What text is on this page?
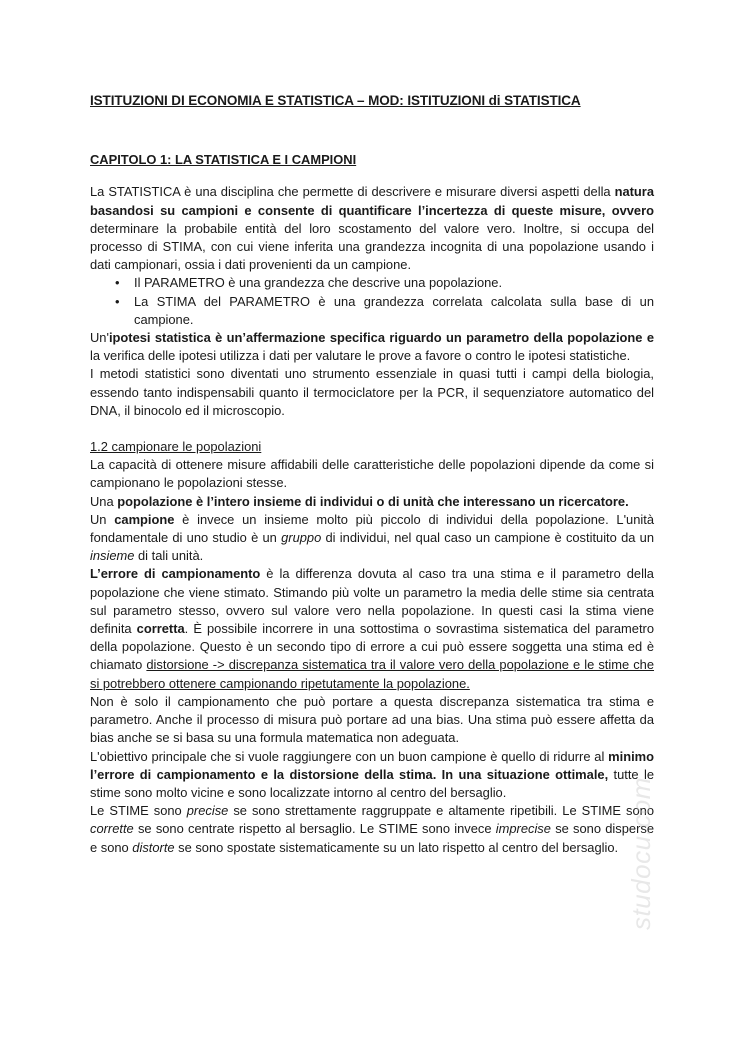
ISTITUZIONI DI ECONOMIA E STATISTICA – MOD: ISTITUZIONI di STATISTICA
CAPITOLO 1: LA STATISTICA E I CAMPIONI

La STATISTICA è una disciplina che permette di descrivere e misurare diversi aspetti della natura basandosi su campioni e consente di quantificare l’incertezza di queste misure, ovvero determinare la probabile entità del loro scostamento del valore vero. Inoltre, si occupa del processo di STIMA, con cui viene inferita una grandezza incognita di una popolazione usando i dati campionari, ossia i dati provenienti da un campione.

• Il PARAMETRO è una grandezza che descrive una popolazione.
• La STIMA del PARAMETRO è una grandezza correlata calcolata sulla base di un campione.

Un'ipotesi statistica è un’affermazione specifica riguardo un parametro della popolazione e la verifica delle ipotesi utilizza i dati per valutare le prove a favore o contro le ipotesi statistiche.

I metodi statistici sono diventati uno strumento essenziale in quasi tutti i campi della biologia, essendo tanto indispensabili quanto il termociclatore per la PCR, il sequenziatore automatico del DNA, il binocolo ed il microscopio.

1.2 campionare le popolazioni

La capacità di ottenere misure affidabili delle caratteristiche delle popolazioni dipende da come si campionano le popolazioni stesse.

Una popolazione è l’intero insieme di individui o di unità che interessano un ricercatore.

Un campione è invece un insieme molto più piccolo di individui della popolazione. L'unità fondamentale di uno studio è un gruppo di individui, nel qual caso un campione è costituito da un insieme di tali unità.

L’errore di campionamento è la differenza dovuta al caso tra una stima e il parametro della popolazione che viene stimato. Stimando più volte un parametro la media delle stime sia centrata sul parametro stesso, ovvero sul valore vero nella popolazione. In questi casi la stima viene definita corretta. È possibile incorrere in una sottostima o sovrastima sistematica del parametro della popolazione. Questo è un secondo tipo di errore a cui può essere soggetta una stima ed è chiamato distorsione -> discrepanza sistematica tra il valore vero della popolazione e le stime che si potrebbero ottenere campionando ripetutamente la popolazione.

Non è solo il campionamento che può portare a questa discrepanza sistematica tra stima e parametro. Anche il processo di misura può portare ad una bias. Una stima può essere affetta da bias anche se si basa su una formula matematica non adeguata.

L'obiettivo principale che si vuole raggiungere con un buon campione è quello di ridurre al minimo l’errore di campionamento e la distorsione della stima. In una situazione ottimale, tutte le stime sono molto vicine e sono localizzate intorno al centro del bersaglio.

Le STIME sono precise se sono strettamente raggruppate e altamente ripetibili. Le STIME sono corrette se sono centrate rispetto al bersaglio. Le STIME sono invece imprecise se sono disperse e sono distorte se sono spostate sistematicamente su un lato rispetto al centro del bersaglio. studocu.com
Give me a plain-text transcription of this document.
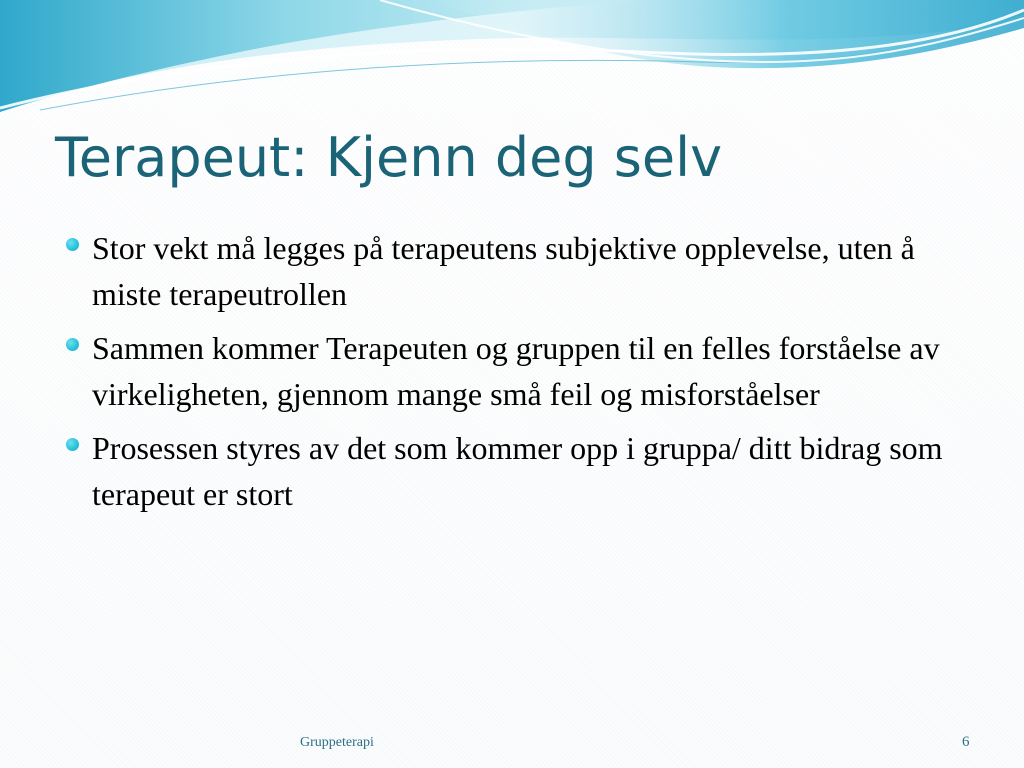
Terapeut: Kjenn deg selv
Stor vekt må legges på terapeutens subjektive opplevelse, uten å miste terapeutrollen
Sammen kommer Terapeuten og gruppen til en felles forståelse av virkeligheten, gjennom mange små feil og misforståelser
Prosessen styres av det som kommer opp i gruppa/ ditt bidrag som terapeut er stort
Gruppeterapi	6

REQUIREMENTS: Copy each line exactly, and leave the pictures out of your copy.

RESULT OF THIS TASK:
What text is on this page?
ISTITUZIONI DI ECONOMIA E STATISTICA – MOD: ISTITUZIONI di STATISTICA
CAPITOLO 1: LA STATISTICA E I CAMPIONI

La STATISTICA è una disciplina che permette di descrivere e misurare diversi aspetti della natura basandosi su campioni e consente di quantificare l’incertezza di queste misure, ovvero determinare la probabile entità del loro scostamento del valore vero. Inoltre, si occupa del processo di STIMA, con cui viene inferita una grandezza incognita di una popolazione usando i dati campionari, ossia i dati provenienti da un campione.

• Il PARAMETRO è una grandezza che descrive una popolazione.
• La STIMA del PARAMETRO è una grandezza correlata calcolata sulla base di un campione.

Un'ipotesi statistica è un’affermazione specifica riguardo un parametro della popolazione e la verifica delle ipotesi utilizza i dati per valutare le prove a favore o contro le ipotesi statistiche.

I metodi statistici sono diventati uno strumento essenziale in quasi tutti i campi della biologia, essendo tanto indispensabili quanto il termociclatore per la PCR, il sequenziatore automatico del DNA, il binocolo ed il microscopio.

1.2 campionare le popolazioni

La capacità di ottenere misure affidabili delle caratteristiche delle popolazioni dipende da come si campionano le popolazioni stesse.

Una popolazione è l’intero insieme di individui o di unità che interessano un ricercatore.

Un campione è invece un insieme molto più piccolo di individui della popolazione. L'unità fondamentale di uno studio è un gruppo di individui, nel qual caso un campione è costituito da un insieme di tali unità.

L’errore di campionamento è la differenza dovuta al caso tra una stima e il parametro della popolazione che viene stimato. Stimando più volte un parametro la media delle stime sia centrata sul parametro stesso, ovvero sul valore vero nella popolazione. In questi casi la stima viene definita corretta. È possibile incorrere in una sottostima o sovrastima sistematica del parametro della popolazione. Questo è un secondo tipo di errore a cui può essere soggetta una stima ed è chiamato distorsione -> discrepanza sistematica tra il valore vero della popolazione e le stime che si potrebbero ottenere campionando ripetutamente la popolazione.

Non è solo il campionamento che può portare a questa discrepanza sistematica tra stima e parametro. Anche il processo di misura può portare ad una bias. Una stima può essere affetta da bias anche se si basa su una formula matematica non adeguata.

L'obiettivo principale che si vuole raggiungere con un buon campione è quello di ridurre al minimo l’errore di campionamento e la distorsione della stima. In una situazione ottimale, tutte le stime sono molto vicine e sono localizzate intorno al centro del bersaglio.

Le STIME sono precise se sono strettamente raggruppate e altamente ripetibili. Le STIME sono corrette se sono centrate rispetto al bersaglio. Le STIME sono invece imprecise se sono disperse e sono distorte se sono spostate sistematicamente su un lato rispetto al centro del bersaglio. studocu.com
Give me a plain-text transcription of this document.
Terapeut: Kjenn deg selv
Stor vekt må legges på terapeutens subjektive opplevelse, uten å miste terapeutrollen
Sammen kommer Terapeuten og gruppen til en felles forståelse av virkeligheten, gjennom mange små feil og misforståelser
Prosessen styres av det som kommer opp i gruppa/ ditt bidrag som terapeut er stort
Gruppeterapi	6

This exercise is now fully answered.